--- start Supplied records ---
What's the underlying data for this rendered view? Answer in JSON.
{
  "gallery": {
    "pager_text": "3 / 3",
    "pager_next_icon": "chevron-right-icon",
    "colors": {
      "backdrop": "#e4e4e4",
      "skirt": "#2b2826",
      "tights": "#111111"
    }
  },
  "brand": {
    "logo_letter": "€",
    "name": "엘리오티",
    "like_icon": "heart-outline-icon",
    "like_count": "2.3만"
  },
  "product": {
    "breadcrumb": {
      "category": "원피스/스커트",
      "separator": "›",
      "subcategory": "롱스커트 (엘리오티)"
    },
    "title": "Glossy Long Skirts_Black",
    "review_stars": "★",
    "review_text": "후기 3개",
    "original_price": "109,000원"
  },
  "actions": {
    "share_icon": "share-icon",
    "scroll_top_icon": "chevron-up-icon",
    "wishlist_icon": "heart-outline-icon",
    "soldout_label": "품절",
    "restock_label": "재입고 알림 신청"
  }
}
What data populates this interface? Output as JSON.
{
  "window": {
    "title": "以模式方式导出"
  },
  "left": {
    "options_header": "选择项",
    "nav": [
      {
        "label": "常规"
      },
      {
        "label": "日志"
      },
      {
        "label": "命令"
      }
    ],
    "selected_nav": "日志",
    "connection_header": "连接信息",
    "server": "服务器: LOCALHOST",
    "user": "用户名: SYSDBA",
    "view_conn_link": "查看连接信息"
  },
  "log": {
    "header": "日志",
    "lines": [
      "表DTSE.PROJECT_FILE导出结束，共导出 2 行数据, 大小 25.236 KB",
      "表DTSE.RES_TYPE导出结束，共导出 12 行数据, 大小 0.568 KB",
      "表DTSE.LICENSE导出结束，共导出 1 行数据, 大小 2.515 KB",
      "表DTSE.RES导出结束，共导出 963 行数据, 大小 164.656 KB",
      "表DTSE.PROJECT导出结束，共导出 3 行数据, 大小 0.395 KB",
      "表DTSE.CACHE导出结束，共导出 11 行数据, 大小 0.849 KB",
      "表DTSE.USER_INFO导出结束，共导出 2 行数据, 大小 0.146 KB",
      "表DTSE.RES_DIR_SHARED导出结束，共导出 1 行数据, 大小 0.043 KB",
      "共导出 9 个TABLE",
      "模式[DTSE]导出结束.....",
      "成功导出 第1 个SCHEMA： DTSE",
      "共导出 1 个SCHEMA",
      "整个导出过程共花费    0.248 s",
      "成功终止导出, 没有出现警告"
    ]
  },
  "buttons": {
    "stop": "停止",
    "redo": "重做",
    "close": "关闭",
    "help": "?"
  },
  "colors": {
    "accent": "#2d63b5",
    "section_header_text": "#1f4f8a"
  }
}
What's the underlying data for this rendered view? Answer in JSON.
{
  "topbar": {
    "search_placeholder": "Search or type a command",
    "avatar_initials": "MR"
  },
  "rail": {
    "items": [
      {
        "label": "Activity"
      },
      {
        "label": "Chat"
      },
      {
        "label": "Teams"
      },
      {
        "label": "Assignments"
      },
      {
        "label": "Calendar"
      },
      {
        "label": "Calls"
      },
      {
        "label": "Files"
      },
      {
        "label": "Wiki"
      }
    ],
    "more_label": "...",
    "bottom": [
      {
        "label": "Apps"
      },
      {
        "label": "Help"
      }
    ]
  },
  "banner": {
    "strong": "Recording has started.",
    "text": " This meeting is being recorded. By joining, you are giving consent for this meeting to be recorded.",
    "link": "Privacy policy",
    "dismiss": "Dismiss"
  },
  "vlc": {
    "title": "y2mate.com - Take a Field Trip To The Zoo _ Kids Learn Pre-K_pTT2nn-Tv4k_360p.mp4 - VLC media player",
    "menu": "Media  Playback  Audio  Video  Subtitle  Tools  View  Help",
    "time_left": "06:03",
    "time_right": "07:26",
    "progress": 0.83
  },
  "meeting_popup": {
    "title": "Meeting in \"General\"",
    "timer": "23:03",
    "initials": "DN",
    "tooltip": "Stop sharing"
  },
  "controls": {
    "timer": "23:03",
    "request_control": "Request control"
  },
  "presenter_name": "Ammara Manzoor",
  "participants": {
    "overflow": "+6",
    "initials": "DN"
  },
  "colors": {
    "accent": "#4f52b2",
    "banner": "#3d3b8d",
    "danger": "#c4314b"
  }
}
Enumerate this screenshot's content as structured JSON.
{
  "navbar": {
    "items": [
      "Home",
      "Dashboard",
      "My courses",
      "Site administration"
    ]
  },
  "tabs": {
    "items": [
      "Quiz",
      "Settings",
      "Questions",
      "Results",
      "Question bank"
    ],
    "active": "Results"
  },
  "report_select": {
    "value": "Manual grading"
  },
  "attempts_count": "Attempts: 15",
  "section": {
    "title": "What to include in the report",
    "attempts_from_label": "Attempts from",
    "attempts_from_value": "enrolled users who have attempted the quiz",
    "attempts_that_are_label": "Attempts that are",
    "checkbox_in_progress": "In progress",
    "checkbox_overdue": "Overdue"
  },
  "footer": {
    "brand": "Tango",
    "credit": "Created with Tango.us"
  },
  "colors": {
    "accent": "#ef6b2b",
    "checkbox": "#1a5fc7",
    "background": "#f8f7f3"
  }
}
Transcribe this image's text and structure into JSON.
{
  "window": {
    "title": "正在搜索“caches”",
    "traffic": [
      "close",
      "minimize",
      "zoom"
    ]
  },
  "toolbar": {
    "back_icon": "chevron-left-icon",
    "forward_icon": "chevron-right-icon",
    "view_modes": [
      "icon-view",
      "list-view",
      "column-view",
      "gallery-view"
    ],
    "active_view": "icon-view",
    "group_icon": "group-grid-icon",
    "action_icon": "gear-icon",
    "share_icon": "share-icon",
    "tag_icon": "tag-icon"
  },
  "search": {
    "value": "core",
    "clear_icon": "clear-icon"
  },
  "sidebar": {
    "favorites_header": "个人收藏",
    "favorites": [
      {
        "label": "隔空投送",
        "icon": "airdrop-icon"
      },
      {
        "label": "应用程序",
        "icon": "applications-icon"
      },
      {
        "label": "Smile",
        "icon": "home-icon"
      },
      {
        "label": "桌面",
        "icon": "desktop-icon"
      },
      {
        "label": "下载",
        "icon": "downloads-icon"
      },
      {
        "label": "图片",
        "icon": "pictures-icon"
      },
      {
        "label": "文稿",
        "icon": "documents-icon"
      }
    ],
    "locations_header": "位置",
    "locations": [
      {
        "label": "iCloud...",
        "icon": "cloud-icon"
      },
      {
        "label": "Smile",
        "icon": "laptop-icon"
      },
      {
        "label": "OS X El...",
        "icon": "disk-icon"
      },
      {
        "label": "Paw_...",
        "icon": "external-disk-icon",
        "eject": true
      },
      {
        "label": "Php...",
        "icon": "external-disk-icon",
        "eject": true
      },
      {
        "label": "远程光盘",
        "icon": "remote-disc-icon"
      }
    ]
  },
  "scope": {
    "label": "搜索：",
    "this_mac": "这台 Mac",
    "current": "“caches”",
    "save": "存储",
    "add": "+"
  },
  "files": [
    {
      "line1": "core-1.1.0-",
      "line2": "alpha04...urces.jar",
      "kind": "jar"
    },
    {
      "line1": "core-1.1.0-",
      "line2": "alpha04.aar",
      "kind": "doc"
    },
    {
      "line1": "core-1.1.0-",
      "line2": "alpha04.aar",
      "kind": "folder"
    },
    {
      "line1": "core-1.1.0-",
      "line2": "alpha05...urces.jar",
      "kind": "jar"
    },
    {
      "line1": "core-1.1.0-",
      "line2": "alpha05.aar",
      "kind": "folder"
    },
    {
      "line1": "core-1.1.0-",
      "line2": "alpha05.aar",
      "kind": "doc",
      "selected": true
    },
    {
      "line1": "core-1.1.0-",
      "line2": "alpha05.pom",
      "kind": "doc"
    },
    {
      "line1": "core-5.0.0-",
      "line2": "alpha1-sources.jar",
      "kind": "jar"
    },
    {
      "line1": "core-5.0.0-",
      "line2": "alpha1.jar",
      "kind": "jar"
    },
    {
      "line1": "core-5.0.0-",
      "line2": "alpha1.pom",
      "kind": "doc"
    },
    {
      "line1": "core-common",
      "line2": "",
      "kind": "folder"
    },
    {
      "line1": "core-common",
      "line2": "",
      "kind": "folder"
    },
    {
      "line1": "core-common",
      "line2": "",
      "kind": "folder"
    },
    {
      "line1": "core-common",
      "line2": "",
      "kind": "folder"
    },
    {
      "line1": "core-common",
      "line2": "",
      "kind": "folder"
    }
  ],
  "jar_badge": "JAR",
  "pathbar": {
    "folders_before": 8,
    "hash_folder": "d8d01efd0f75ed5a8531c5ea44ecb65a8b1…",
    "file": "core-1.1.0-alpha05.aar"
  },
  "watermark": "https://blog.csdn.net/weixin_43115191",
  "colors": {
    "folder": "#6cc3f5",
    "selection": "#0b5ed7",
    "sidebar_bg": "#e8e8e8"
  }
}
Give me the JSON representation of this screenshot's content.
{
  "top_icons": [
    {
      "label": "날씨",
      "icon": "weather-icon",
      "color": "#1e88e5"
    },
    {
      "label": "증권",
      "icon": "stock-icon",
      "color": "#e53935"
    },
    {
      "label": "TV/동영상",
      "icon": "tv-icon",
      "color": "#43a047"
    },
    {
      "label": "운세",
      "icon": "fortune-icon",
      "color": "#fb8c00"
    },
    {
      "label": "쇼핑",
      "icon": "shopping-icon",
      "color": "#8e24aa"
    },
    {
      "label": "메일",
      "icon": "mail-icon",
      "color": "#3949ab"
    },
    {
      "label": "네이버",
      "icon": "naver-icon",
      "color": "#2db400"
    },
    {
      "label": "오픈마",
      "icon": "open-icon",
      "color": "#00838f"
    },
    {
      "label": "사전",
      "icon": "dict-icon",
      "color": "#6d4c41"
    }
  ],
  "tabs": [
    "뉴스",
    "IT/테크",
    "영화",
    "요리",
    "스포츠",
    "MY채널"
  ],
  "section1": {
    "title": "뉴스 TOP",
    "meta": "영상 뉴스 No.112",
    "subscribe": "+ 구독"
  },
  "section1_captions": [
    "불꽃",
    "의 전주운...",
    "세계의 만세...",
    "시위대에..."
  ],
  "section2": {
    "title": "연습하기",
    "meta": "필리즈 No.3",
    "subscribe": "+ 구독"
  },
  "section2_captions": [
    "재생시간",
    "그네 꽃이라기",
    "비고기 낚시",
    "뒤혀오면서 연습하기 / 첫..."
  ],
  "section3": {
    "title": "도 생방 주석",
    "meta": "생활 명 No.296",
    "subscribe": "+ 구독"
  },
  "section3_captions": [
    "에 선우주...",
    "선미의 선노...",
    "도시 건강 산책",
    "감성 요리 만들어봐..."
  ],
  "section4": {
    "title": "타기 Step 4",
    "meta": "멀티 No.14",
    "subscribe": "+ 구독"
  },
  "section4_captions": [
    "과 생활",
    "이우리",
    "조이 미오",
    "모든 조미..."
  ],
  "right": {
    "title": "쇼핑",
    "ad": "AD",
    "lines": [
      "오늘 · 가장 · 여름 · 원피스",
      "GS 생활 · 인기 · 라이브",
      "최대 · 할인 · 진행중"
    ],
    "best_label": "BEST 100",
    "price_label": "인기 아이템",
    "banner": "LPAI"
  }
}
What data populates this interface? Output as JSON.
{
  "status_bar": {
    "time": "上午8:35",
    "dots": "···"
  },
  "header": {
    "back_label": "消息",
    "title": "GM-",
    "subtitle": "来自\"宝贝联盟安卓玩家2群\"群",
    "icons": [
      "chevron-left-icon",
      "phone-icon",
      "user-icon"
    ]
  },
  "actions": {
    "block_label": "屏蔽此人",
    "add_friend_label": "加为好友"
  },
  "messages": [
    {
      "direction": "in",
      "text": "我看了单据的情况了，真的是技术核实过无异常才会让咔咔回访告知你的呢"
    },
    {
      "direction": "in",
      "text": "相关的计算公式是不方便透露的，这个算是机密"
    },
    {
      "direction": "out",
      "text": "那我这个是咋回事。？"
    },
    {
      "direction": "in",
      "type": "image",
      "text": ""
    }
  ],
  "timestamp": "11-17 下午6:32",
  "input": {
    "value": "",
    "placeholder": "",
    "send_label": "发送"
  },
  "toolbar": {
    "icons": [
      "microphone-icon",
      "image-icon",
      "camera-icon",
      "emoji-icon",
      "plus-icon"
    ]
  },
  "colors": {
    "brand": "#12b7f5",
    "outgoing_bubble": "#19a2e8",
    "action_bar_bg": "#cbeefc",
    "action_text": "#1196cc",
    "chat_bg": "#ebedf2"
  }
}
--- end Supplied records ---
- **Exercise requirements**:
Give solely the number of lines in the data that contain the string "Tango".

- **Exercise solution**:
2